--- Provided passage ---
::::::::

What DMA says is true. But the problem is not the Sensor Bar (you don't need the Sensor Bar with Super Mario All Stars as far as I know). Some other things you can try (if you have not done it yet) is remove and re-enter the battery pack and sync the Wii mote (red button that's somewhere near the batteries). Also try to unplug the console, and then plug everything back in. –  Wimpey Oct 7 '11 at 16:22
    
I know that BT is bluetooth. I just thought the sensor bar also did the bluetooth part. Wimpey: I said I replaced the battery pack. I have synced the Wiimote every time this happened to get it to work again. –  Andrew J. Brehm Oct 7 '11 at 16:31
    
But did you also unplugged the console? –  Wimpey Oct 7 '11 at 16:33

It is highly likely that this issue is not the result of interference. Interference is often indicated by erratic or inconsistent behavior rather than disconnection.

::::::::

--- Material shown ---
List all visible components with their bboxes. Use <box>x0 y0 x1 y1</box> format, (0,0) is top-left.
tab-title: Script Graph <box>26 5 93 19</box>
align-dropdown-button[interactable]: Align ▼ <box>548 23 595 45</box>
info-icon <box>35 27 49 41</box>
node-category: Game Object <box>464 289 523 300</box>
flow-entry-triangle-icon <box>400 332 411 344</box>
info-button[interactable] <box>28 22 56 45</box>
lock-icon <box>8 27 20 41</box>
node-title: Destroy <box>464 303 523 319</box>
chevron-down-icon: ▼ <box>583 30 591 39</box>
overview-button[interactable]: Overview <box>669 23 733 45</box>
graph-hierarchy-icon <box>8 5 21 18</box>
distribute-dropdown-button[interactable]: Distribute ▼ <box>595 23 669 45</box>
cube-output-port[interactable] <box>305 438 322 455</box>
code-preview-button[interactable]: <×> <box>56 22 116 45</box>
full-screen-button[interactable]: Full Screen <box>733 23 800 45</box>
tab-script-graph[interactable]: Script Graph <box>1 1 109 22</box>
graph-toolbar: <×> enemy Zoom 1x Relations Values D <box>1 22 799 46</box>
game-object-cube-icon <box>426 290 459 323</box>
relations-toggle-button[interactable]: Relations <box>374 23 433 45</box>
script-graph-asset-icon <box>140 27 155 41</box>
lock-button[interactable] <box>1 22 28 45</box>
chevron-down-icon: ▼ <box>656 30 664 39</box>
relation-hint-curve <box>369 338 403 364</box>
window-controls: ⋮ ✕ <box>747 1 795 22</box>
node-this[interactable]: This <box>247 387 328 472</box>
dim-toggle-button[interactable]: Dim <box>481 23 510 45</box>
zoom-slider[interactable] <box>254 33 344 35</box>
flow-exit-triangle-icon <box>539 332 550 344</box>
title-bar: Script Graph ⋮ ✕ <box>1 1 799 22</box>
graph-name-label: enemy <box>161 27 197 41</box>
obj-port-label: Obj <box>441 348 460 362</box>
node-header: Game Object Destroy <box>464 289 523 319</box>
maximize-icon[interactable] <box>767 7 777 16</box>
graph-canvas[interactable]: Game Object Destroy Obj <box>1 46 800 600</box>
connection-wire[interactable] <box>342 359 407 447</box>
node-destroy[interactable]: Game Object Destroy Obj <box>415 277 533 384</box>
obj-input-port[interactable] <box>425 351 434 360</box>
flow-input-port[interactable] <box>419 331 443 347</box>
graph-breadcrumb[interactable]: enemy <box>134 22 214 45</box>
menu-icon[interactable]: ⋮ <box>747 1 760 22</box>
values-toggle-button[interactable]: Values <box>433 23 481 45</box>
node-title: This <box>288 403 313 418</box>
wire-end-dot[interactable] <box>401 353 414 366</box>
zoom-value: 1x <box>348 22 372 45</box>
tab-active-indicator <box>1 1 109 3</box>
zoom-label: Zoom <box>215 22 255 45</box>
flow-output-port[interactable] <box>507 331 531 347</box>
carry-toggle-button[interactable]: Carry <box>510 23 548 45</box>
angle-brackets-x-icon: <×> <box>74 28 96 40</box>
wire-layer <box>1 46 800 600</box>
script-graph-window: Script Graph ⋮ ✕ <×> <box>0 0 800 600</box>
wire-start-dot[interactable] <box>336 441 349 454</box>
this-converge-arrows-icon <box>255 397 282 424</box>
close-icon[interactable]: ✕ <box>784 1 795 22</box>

::::::::

In the Wii remote discussion, please rewrite the passage that begins at the words "It is highly" and stops after "rather than disconnection.", substituting "unpredictable" for "erratic". You won't need the data for this.

It is highly likely that this issue is not the result of interference. Interference is often indicated by unpredictable or inconsistent behavior rather than disconnection.